◆ GIVEN ENTRIES
****************

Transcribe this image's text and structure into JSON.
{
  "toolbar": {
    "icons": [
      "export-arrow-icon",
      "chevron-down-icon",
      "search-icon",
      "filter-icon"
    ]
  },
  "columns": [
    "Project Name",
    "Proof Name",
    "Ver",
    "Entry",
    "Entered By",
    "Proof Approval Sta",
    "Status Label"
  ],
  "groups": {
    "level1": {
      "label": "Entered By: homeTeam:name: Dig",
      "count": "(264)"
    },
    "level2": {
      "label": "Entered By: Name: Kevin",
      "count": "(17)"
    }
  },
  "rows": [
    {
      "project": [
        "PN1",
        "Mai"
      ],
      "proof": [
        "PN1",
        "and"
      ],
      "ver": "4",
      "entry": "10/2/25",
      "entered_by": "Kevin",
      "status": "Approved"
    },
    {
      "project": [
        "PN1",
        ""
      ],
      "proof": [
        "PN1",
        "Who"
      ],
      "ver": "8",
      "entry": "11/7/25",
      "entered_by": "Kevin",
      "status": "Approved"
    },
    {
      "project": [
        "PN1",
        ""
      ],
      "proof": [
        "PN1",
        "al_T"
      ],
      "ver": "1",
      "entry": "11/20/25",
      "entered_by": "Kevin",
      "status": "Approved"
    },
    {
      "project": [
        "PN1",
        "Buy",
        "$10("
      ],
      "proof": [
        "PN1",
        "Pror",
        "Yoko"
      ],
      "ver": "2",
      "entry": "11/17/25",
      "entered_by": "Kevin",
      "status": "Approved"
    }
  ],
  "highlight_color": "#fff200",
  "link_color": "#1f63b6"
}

****************

◆ INSTRUCTION
Every record should be given again exactly.

◆ TASK OUTPUT
Transcribe this image's text and structure into JSON.
{
  "toolbar": {
    "icons": [
      "export-arrow-icon",
      "chevron-down-icon",
      "search-icon",
      "filter-icon"
    ]
  },
  "columns": [
    "Project Name",
    "Proof Name",
    "Ver",
    "Entry",
    "Entered By",
    "Proof Approval Sta",
    "Status Label"
  ],
  "groups": {
    "level1": {
      "label": "Entered By: homeTeam:name: Dig",
      "count": "(264)"
    },
    "level2": {
      "label": "Entered By: Name: Kevin",
      "count": "(17)"
    }
  },
  "rows": [
    {
      "project": [
        "PN1",
        "Mai"
      ],
      "proof": [
        "PN1",
        "and"
      ],
      "ver": "4",
      "entry": "10/2/25",
      "entered_by": "Kevin",
      "status": "Approved"
    },
    {
      "project": [
        "PN1",
        ""
      ],
      "proof": [
        "PN1",
        "Who"
      ],
      "ver": "8",
      "entry": "11/7/25",
      "entered_by": "Kevin",
      "status": "Approved"
    },
    {
      "project": [
        "PN1",
        ""
      ],
      "proof": [
        "PN1",
        "al_T"
      ],
      "ver": "1",
      "entry": "11/20/25",
      "entered_by": "Kevin",
      "status": "Approved"
    },
    {
      "project": [
        "PN1",
        "Buy",
        "$10("
      ],
      "proof": [
        "PN1",
        "Pror",
        "Yoko"
      ],
      "ver": "2",
      "entry": "11/17/25",
      "entered_by": "Kevin",
      "status": "Approved"
    }
  ],
  "highlight_color": "#fff200",
  "link_color": "#1f63b6"
}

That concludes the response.